» WORK REQUEST A: Could you output the portion of the article on Geoffrey John Kirkby starting with "Geoffrey John Kirkby (26" and going on through "in small ships.", copied word for word?
» WORK REQUEST B: According to the article on Geoffrey John Kirkby, which school did he attend?

» PAGE TEXT:
- Born: 26 August 1918 Swaffham, Norfolk
- Died: 24 October 1998 (aged 80) Lewes, Sussex
- Allegiance: United Kingdom
- Branch: Royal Navy
- Rank: Captain
- Unit: HMS Kingston HMS Melbreak
- Commands: HMS Diana
- Conflicts: Second World War Second Battle of Sirte; Battle of Normandy;
- Awards: Commander of the Order of the British Empire Distinguished Service Cross & Two Bars Mentioned in Despatches

= Geoffrey John Kirkby =

Geoffrey John Kirkby (26 August 1918 – 24 October 1998) was an officer in the Royal Navy during the Second World War, serving mainly at sea in small ships.

==Early life==
Kirkby was born on 26 August 1918. He was educated at Taunton School, a private school in Taunton, Somerset.

==Military service==
===First DSC (June 1940)===
Aged 21, Kirkby was awarded the Distinguished Service Cross (DSC) for boarding the sinking Italian Navy submarine Torricelli and capturing the vessel's signal books. Kirkby was serving on board HMS Kingston at the time.

===Second DSC (March 1942)===
Kirkby, while still serving on board Kingston, took part in the Second Battle of Sirte, where Rear-Admiral Vian defended a Malta convoy against a far superior Italian force.

Kingston took part in a torpedo raid, for which the ship had to close within three miles of the Italian heavy units, and which led to the award of Kirkby's second DSC.

===Third DSC (August 1944)===
Kirkby was now on board which, for the Normandy landings, acted as a marker for US Forces landing at Omaha Beach.

» Document understanding data:
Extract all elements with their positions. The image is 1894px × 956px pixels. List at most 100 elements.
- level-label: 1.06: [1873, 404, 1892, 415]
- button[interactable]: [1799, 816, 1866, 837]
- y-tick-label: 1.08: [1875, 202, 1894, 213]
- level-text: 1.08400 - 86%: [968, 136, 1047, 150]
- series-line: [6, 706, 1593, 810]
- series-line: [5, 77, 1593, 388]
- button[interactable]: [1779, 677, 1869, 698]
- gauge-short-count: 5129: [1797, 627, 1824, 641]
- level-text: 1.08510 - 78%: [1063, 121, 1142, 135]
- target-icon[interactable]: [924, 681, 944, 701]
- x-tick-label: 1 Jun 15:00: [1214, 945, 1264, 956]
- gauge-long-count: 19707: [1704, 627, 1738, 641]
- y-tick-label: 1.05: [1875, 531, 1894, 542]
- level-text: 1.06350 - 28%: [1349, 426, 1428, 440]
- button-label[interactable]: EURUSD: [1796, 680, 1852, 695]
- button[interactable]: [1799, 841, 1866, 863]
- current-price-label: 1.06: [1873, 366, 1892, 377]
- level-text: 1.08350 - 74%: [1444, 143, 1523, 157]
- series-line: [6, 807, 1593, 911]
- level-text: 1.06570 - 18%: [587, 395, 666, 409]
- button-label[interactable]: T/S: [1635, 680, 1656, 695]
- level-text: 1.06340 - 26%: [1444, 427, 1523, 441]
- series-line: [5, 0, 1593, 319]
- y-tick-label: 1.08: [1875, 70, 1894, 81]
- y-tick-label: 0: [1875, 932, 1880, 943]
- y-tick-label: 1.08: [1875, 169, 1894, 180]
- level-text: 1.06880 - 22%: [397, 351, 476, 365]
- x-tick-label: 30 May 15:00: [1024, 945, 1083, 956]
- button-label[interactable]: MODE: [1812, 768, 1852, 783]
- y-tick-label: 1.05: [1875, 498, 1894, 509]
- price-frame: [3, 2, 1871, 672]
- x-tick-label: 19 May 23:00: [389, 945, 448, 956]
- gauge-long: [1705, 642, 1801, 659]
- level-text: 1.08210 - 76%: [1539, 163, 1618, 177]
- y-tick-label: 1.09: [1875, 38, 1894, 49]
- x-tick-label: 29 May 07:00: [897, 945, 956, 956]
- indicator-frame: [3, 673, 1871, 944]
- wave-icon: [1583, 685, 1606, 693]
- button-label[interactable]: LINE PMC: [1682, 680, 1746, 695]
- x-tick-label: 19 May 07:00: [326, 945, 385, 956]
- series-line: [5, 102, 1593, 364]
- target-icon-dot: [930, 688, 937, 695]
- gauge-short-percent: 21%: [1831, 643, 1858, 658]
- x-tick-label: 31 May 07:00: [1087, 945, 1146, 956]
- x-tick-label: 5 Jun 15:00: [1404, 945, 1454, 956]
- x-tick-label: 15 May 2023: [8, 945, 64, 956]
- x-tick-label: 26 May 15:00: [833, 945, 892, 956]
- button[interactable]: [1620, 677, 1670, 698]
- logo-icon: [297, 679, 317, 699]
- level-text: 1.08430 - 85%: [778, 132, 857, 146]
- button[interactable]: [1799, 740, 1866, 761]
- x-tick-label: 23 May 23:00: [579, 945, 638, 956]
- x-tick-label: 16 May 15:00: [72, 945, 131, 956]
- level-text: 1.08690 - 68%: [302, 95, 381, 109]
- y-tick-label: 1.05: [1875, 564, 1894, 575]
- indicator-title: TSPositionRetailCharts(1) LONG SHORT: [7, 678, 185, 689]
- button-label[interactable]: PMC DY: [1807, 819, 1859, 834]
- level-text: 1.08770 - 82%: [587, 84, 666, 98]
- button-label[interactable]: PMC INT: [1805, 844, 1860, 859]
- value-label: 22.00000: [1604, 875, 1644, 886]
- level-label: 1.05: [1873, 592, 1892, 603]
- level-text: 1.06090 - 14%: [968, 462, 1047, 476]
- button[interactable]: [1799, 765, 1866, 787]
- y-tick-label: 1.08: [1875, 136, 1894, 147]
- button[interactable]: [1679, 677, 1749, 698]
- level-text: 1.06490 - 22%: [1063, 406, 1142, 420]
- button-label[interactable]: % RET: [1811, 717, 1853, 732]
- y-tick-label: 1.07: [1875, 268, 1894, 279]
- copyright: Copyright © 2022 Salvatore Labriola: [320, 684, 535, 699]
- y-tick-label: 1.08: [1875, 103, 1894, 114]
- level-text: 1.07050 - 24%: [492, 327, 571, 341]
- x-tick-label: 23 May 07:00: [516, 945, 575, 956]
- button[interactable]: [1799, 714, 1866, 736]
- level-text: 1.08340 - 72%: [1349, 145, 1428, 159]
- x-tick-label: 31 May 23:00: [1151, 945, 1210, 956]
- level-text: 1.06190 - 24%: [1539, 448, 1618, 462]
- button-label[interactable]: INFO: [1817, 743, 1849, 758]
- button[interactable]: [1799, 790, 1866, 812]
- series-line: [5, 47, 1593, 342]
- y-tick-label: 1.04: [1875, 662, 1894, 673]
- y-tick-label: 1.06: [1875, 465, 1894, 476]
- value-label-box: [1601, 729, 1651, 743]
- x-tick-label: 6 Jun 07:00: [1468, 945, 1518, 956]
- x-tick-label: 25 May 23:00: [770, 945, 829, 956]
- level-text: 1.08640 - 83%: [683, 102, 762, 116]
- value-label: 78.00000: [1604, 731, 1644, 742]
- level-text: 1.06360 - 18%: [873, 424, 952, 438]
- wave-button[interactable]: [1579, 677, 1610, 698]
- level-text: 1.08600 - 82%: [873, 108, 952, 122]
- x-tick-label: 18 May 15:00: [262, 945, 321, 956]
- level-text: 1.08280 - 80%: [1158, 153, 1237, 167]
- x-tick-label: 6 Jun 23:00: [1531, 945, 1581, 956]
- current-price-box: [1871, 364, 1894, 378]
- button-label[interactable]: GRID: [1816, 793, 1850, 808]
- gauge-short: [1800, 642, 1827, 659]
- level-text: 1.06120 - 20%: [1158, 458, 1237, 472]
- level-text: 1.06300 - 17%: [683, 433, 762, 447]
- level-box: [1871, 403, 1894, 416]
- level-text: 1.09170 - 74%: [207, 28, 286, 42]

» YOUR SOLUTION A:
Geoffrey John Kirkby (26 August 1918 – 24 October 1998) was an officer in the Royal Navy during the Second World War, serving mainly at sea in small ships.

» YOUR SOLUTION B: Taunton School, a private school in Taunton, Somerset.